STATED PROBLEM »
Return all lines with the word "JSON" in them.

(Data extracted from a collection)
# # #

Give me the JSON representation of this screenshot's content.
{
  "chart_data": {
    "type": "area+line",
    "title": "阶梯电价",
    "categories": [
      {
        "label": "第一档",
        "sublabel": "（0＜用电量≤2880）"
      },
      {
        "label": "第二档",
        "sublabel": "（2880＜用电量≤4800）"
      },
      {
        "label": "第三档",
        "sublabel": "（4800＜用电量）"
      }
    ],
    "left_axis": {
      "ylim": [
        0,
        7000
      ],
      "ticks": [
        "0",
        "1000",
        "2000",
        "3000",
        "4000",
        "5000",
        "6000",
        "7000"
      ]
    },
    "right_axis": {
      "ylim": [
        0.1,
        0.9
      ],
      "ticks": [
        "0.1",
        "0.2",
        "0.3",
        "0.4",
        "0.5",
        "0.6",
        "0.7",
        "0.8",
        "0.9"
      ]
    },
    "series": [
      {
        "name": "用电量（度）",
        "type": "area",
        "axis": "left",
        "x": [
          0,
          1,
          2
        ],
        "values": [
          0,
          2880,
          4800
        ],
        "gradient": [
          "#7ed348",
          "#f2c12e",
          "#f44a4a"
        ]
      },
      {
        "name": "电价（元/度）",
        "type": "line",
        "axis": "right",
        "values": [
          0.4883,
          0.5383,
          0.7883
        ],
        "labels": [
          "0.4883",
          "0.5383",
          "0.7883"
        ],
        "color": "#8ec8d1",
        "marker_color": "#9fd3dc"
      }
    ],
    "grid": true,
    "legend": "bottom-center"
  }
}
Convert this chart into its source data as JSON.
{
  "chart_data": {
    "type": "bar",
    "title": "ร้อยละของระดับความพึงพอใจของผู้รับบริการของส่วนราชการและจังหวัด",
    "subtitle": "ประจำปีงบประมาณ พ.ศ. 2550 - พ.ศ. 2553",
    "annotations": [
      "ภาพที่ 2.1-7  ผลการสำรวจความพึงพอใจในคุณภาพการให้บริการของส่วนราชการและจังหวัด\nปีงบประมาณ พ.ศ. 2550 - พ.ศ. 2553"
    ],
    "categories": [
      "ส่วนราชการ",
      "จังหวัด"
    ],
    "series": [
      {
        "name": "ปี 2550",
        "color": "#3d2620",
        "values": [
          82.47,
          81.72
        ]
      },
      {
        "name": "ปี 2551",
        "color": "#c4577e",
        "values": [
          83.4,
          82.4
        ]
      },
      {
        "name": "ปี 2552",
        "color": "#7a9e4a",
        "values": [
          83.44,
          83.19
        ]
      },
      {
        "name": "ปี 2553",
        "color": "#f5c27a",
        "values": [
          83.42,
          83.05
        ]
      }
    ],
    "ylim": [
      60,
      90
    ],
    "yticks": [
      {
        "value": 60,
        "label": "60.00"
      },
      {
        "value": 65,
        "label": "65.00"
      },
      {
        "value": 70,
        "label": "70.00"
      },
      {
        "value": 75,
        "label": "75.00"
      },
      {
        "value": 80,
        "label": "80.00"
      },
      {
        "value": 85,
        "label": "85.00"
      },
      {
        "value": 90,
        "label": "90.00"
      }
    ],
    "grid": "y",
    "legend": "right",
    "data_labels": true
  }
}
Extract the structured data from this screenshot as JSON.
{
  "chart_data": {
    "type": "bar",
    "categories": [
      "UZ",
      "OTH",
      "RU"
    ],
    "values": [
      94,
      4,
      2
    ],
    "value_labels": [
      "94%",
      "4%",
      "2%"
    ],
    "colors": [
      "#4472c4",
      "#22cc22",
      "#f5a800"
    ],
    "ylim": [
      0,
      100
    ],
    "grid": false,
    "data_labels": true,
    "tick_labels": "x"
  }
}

# # #

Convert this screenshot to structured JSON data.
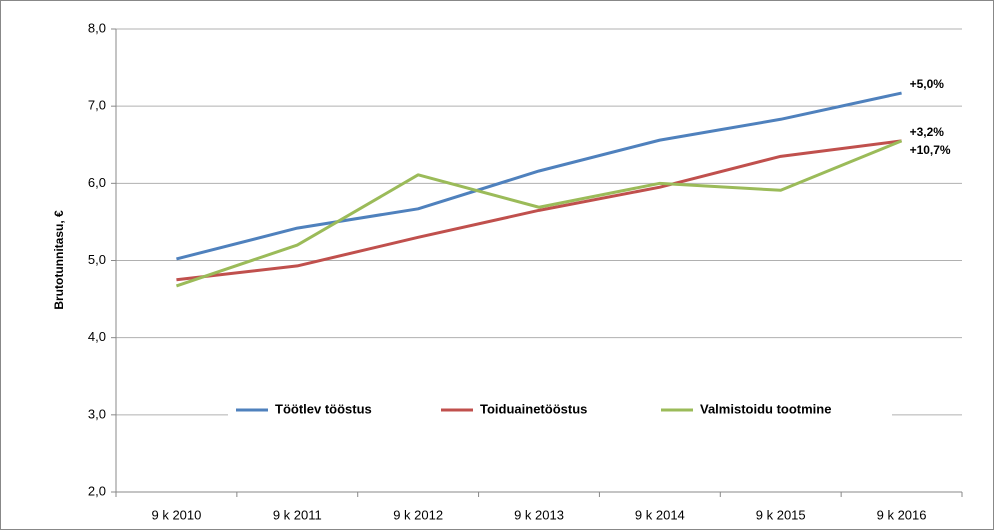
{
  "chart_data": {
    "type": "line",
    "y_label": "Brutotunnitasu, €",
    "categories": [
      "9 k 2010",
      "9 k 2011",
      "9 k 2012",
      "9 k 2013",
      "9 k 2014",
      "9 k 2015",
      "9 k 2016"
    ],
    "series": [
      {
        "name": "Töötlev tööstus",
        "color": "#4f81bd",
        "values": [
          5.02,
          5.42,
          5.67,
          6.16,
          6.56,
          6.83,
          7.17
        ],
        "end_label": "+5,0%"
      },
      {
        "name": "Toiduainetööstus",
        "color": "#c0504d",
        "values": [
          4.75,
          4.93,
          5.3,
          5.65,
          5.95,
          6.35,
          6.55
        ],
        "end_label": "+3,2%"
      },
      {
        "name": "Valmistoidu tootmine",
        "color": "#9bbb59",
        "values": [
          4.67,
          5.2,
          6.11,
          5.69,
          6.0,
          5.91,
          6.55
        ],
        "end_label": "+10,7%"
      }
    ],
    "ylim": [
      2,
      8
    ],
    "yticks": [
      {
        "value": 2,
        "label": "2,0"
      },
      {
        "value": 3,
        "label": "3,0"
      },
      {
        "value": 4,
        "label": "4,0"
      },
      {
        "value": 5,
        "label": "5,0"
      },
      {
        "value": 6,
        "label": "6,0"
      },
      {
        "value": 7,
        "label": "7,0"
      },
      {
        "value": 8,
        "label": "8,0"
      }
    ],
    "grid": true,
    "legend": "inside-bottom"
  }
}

# # #

SOLUTION TO THIS PROBLEM »
Give me the JSON representation of this screenshot's content.
Convert this chart into its source data as JSON.
Extract the structured data from this screenshot as JSON.
Convert this screenshot to structured JSON data.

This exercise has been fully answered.